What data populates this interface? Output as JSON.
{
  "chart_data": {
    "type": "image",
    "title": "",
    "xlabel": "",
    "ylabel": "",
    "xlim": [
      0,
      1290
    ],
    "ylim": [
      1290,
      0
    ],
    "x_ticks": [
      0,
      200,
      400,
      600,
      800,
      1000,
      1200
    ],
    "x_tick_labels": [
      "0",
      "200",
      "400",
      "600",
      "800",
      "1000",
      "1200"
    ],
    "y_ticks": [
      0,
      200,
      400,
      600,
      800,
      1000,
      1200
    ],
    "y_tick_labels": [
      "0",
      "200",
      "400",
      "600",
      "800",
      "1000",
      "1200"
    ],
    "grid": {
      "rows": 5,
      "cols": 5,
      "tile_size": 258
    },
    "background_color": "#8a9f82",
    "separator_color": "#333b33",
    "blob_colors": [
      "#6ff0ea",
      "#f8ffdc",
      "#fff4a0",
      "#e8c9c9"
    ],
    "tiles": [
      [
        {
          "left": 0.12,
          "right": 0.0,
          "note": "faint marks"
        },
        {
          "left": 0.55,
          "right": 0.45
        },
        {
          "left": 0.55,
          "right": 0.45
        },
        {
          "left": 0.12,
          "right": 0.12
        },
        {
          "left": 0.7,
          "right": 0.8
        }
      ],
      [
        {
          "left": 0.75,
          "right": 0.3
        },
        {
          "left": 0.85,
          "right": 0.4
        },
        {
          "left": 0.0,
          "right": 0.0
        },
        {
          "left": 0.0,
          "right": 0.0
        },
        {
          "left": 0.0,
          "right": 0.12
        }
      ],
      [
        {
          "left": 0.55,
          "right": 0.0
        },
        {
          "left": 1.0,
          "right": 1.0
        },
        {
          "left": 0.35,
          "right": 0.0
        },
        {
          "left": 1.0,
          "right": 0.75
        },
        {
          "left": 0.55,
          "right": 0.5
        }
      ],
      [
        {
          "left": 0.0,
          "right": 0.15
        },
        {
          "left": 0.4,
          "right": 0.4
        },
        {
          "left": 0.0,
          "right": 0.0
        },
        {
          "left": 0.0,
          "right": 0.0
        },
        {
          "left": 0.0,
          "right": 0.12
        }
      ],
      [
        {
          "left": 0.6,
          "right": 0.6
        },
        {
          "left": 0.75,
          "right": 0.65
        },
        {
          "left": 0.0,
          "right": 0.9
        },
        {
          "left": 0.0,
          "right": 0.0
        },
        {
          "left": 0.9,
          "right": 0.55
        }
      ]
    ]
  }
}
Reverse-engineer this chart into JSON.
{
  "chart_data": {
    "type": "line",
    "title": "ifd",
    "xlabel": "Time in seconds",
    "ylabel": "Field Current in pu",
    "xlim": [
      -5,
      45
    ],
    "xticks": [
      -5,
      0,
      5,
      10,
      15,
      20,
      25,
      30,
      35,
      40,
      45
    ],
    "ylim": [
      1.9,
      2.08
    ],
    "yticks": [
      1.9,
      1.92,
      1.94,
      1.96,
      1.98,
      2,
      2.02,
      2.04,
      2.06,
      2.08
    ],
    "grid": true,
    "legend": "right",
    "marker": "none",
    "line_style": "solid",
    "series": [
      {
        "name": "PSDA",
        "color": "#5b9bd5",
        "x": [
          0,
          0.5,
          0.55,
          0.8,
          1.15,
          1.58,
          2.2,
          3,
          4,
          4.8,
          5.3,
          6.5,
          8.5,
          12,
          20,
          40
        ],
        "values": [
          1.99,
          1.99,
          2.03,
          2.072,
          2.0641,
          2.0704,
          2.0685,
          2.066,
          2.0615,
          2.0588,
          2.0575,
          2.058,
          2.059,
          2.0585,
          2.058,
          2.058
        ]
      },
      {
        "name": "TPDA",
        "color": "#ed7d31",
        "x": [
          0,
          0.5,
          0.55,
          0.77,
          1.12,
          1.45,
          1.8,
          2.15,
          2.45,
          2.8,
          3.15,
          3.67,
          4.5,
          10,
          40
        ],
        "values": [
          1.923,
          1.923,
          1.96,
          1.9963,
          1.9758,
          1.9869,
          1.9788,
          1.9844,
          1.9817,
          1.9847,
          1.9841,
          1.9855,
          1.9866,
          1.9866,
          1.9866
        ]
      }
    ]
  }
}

**********

**WORK TO DO:** Search the entries for the word "this" and copy every line that has it.

**EXPECTED ANSWER:**
What data populates this interface? Output as JSON.
Reverse-engineer this chart into JSON.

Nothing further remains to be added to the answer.